• [TRECHO CITADO]
A imagem diz muito sem precisar de uma única palavra. Três figuras lado a lado, expressões fechadas, olhares desencontrados e nenhum sinal de sintonia. É a fotografia de um grupo que deveria transmitir unidade, mas entrega dúvida, tensão e, sobretudo, desconforto político.
Na semiótica, a imagem fala antes do discurso e, muitas vezes, contra ele. E, nesse caso, ela não apenas comunica, ela denuncia. Não há troca de olhares, não há leveza corporal, não há gesto de cumplicidade. Cada um parece isolado no próprio pensamento, como peças que ainda não se encaixaram no mesmo tabuleiro.
O contexto reforça a leitura. O registro ocorre justamente no momento em que o prefeito de João Pessoa, Cícero Lucena, se afasta do cargo, para concorrer ao Governo do Estado, abrindo espaço para a posse do vice, Léo Bezerra. Um movimento institucional, mas que, no campo político, expõe rearranjos e tensões.
Jhony Bezerra, que em 2024 se apresentou como o rosto da ruptura, prometendo quebrar a panelinha e atacando diretamente o grupo Cunha Lima, agora surge no campo oposto, aliado a Cícero com o aval justamente daqueles que criticava. A mudança não passa despercebida e cobra seu preço simbólico. O discurso de confronto deu lugar a conveniência.
Ao lado, o desconforto se consolida. Após a derrota, Pedro Cunha Lima não economizou nas palavras e o classificou como “falador de bosta”, escancarando uma fissura que ainda parece longe de cicatrizar. Isso adiciona uma camada de constrangimento à cena, como se o passado recente estivesse presente ali, invisível, mas pesado.

• [INSTRUÇÕES DE TRABALHO]
1/ As afirmações (a), (b) e (c) concordam com o texto sobre o afastamento de Cícero Lucena? Responda sim ou não a cada uma, citando literalmente as palavras do texto que decidem a questão.
(a) Cícero Lucena deixa o cargo de prefeito para concorrer ao Governo do Estado.
(b) Na imagem, as três figuras trocam olhares entre si.
(c) Em 2024, Jhony Bezerra se apresentou como aliado do grupo Cunha Lima.
2/ Como o texto sobre o afastamento de Cícero Lucena poderia prosseguir a partir do ponto em que termina? Escreva a continuação.
Os itens a seguir vêm de outra fonte.

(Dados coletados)
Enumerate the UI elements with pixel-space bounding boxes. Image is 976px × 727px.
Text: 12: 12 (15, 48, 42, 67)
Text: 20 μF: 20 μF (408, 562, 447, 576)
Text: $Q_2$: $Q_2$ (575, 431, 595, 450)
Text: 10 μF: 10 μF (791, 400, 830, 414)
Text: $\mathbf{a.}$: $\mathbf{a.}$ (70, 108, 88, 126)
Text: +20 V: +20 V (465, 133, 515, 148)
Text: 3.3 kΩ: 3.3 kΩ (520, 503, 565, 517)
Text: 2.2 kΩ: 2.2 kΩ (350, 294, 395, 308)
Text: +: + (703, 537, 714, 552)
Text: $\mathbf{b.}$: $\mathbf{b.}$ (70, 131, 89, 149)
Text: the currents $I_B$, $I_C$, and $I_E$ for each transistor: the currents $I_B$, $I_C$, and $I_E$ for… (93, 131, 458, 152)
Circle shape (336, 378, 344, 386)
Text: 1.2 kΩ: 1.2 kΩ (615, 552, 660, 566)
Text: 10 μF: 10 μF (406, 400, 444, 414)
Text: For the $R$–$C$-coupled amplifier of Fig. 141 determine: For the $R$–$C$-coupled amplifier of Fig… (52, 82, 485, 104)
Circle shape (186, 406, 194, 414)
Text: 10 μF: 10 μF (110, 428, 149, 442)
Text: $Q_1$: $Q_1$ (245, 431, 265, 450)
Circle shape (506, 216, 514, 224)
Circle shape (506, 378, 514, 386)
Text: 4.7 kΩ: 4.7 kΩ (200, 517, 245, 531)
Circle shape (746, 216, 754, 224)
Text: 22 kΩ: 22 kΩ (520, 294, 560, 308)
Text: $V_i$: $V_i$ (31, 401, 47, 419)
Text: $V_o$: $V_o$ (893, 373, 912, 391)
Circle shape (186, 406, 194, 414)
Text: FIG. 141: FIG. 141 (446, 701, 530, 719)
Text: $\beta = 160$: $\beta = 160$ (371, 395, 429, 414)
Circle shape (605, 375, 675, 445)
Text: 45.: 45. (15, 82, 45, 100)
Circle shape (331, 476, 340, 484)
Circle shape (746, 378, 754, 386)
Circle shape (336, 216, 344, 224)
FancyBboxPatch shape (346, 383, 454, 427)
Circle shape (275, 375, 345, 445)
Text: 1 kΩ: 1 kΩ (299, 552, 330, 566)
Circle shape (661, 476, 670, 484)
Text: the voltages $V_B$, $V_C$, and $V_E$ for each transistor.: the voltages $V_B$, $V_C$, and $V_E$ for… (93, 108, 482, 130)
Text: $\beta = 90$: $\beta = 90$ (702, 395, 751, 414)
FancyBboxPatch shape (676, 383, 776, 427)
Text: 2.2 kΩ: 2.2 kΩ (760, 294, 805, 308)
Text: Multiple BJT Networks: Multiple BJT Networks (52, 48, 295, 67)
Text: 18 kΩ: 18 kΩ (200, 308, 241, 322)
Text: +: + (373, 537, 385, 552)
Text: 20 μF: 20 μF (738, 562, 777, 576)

• [RESPOSTAS]
1/
(a) Sim: “se afasta do cargo, para concorrer ao Governo do Estado”.
(b) Não: “Não há troca de olhares”.
(c) Não: “atacando diretamente o grupo Cunha Lima”.

2/
Ao fundo, o ruído político segue ecoando. Diogo Cunha Lima, nome colocado como possível vice de Cícero. A leitura visual pesa ainda mais sobre ele. Corpo rígido, olhar perdido, expressão de quem ainda não encontrou lugar no ambiente. A tentativa de reposicionar a família no jogo político parece mais uma imposição estratégica do que um movimento natural.
E é aí que a comparação se impõe. Enquanto grupos políticos consolidados costumam exibir imagens de cumplicidade, proximidade e confiança, essa cena se aproxima mais de um velório político do que de um anúncio de aliança. Falta energia, sobra silêncio. Não há celebração, há contenção.
A fotografia, no fim, cumpre seu papel mais cruel. Expõe sem dizer. Revela que, na política, nem toda aliança nasce da afinidade ou d oportunidade. Algumas nascem do desespero. E desespero, na política, costuma cobrar caro.